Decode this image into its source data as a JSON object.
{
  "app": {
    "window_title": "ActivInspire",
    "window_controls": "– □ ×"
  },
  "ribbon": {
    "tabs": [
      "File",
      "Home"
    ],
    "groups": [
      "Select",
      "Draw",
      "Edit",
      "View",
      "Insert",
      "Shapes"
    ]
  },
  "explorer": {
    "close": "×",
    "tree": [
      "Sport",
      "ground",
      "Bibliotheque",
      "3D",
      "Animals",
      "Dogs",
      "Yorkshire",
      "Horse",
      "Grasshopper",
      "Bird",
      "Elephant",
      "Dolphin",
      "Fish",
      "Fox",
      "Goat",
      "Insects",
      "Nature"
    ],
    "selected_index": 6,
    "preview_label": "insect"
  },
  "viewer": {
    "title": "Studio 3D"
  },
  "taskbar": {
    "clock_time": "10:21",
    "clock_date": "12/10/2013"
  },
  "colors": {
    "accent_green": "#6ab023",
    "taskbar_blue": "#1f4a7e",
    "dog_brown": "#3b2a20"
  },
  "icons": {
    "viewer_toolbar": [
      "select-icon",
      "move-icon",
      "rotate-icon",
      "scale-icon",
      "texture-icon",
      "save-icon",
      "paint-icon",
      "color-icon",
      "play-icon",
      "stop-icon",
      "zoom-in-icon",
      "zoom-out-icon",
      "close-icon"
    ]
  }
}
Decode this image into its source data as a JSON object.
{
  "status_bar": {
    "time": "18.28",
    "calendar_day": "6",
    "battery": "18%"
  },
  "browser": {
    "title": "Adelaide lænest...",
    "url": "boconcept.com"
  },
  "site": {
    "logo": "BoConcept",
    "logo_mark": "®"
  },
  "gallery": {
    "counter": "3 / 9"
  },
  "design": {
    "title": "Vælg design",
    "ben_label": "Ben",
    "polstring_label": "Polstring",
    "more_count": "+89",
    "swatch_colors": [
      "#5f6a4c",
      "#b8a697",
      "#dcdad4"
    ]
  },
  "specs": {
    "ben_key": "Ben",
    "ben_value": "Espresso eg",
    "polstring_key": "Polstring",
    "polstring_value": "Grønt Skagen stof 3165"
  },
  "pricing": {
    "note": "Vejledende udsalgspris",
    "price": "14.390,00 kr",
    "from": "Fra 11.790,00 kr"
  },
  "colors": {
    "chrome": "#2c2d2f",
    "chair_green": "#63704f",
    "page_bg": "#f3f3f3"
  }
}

__Stated goal__: Reproduce the full listing exactly.

__Task answer__:
Decode this image into its source data as a JSON object.
{
  "app": {
    "window_title": "ActivInspire",
    "window_controls": "– □ ×"
  },
  "ribbon": {
    "tabs": [
      "File",
      "Home"
    ],
    "groups": [
      "Select",
      "Draw",
      "Edit",
      "View",
      "Insert",
      "Shapes"
    ]
  },
  "explorer": {
    "close": "×",
    "tree": [
      "Sport",
      "ground",
      "Bibliotheque",
      "3D",
      "Animals",
      "Dogs",
      "Yorkshire",
      "Horse",
      "Grasshopper",
      "Bird",
      "Elephant",
      "Dolphin",
      "Fish",
      "Fox",
      "Goat",
      "Insects",
      "Nature"
    ],
    "selected_index": 6,
    "preview_label": "insect"
  },
  "viewer": {
    "title": "Studio 3D"
  },
  "taskbar": {
    "clock_time": "10:21",
    "clock_date": "12/10/2013"
  },
  "colors": {
    "accent_green": "#6ab023",
    "taskbar_blue": "#1f4a7e",
    "dog_brown": "#3b2a20"
  },
  "icons": {
    "viewer_toolbar": [
      "select-icon",
      "move-icon",
      "rotate-icon",
      "scale-icon",
      "texture-icon",
      "save-icon",
      "paint-icon",
      "color-icon",
      "play-icon",
      "stop-icon",
      "zoom-in-icon",
      "zoom-out-icon",
      "close-icon"
    ]
  }
}
Decode this image into its source data as a JSON object.
{
  "status_bar": {
    "time": "18.28",
    "calendar_day": "6",
    "battery": "18%"
  },
  "browser": {
    "title": "Adelaide lænest...",
    "url": "boconcept.com"
  },
  "site": {
    "logo": "BoConcept",
    "logo_mark": "®"
  },
  "gallery": {
    "counter": "3 / 9"
  },
  "design": {
    "title": "Vælg design",
    "ben_label": "Ben",
    "polstring_label": "Polstring",
    "more_count": "+89",
    "swatch_colors": [
      "#5f6a4c",
      "#b8a697",
      "#dcdad4"
    ]
  },
  "specs": {
    "ben_key": "Ben",
    "ben_value": "Espresso eg",
    "polstring_key": "Polstring",
    "polstring_value": "Grønt Skagen stof 3165"
  },
  "pricing": {
    "note": "Vejledende udsalgspris",
    "price": "14.390,00 kr",
    "from": "Fra 11.790,00 kr"
  },
  "colors": {
    "chrome": "#2c2d2f",
    "chair_green": "#63704f",
    "page_bg": "#f3f3f3"
  }
}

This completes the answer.